• [PROBLEM TO SOLVE] Drop the images; return everything else in the listing below exactly.

--- START OF DATA PROVIDED ---

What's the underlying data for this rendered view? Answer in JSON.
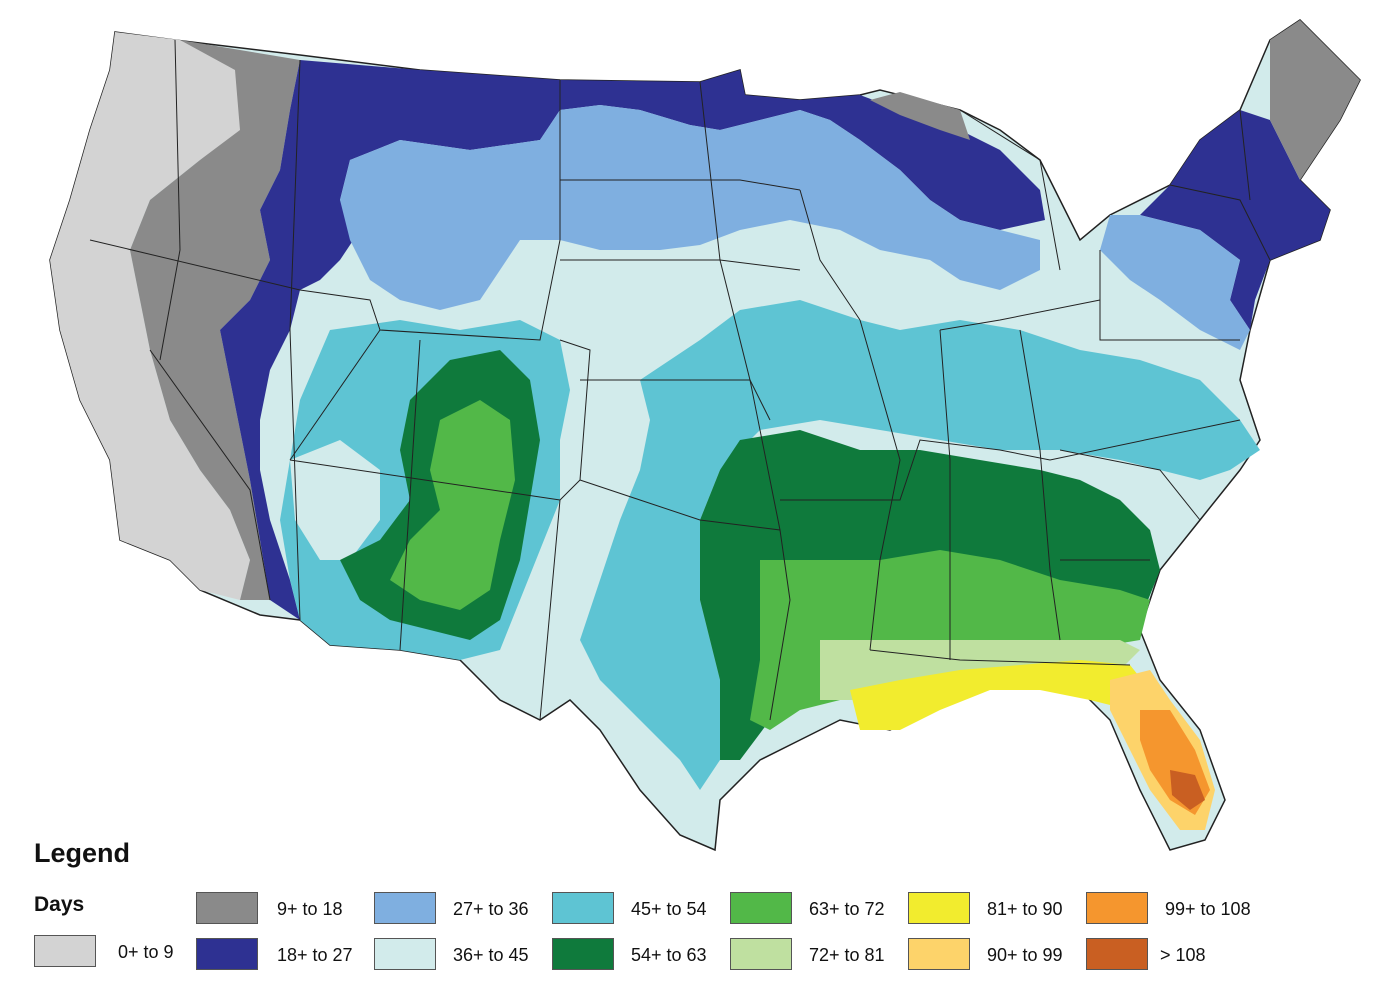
{
  "legend": {
    "title": "Legend",
    "subtitle": "Days",
    "items": [
      {
        "label": "0+ to 9",
        "color": "#d3d3d3"
      },
      {
        "label": "9+ to 18",
        "color": "#8a8a8a"
      },
      {
        "label": "18+ to 27",
        "color": "#2e3192"
      },
      {
        "label": "27+ to 36",
        "color": "#7fafe0"
      },
      {
        "label": "36+ to 45",
        "color": "#d2ebeb"
      },
      {
        "label": "45+ to 54",
        "color": "#5ec4d3"
      },
      {
        "label": "54+ to 63",
        "color": "#0f7a3c"
      },
      {
        "label": "63+ to 72",
        "color": "#52b848"
      },
      {
        "label": "72+ to 81",
        "color": "#bfe0a0"
      },
      {
        "label": "81+ to 90",
        "color": "#f2ec2e"
      },
      {
        "label": "90+ to 99",
        "color": "#fdd36a"
      },
      {
        "label": "99+ to 108",
        "color": "#f5962e"
      },
      {
        "label": "> 108",
        "color": "#c95f22"
      }
    ]
  }
}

--- END OF DATA PROVIDED ---

• [SOLUTION TO THE PROBLEM]
What's the underlying data for this rendered view? Answer in JSON.
{
  "legend": {
    "title": "Legend",
    "subtitle": "Days",
    "items": [
      {
        "label": "0+ to 9",
        "color": "#d3d3d3"
      },
      {
        "label": "9+ to 18",
        "color": "#8a8a8a"
      },
      {
        "label": "18+ to 27",
        "color": "#2e3192"
      },
      {
        "label": "27+ to 36",
        "color": "#7fafe0"
      },
      {
        "label": "36+ to 45",
        "color": "#d2ebeb"
      },
      {
        "label": "45+ to 54",
        "color": "#5ec4d3"
      },
      {
        "label": "54+ to 63",
        "color": "#0f7a3c"
      },
      {
        "label": "63+ to 72",
        "color": "#52b848"
      },
      {
        "label": "72+ to 81",
        "color": "#bfe0a0"
      },
      {
        "label": "81+ to 90",
        "color": "#f2ec2e"
      },
      {
        "label": "90+ to 99",
        "color": "#fdd36a"
      },
      {
        "label": "99+ to 108",
        "color": "#f5962e"
      },
      {
        "label": "> 108",
        "color": "#c95f22"
      }
    ]
  }
}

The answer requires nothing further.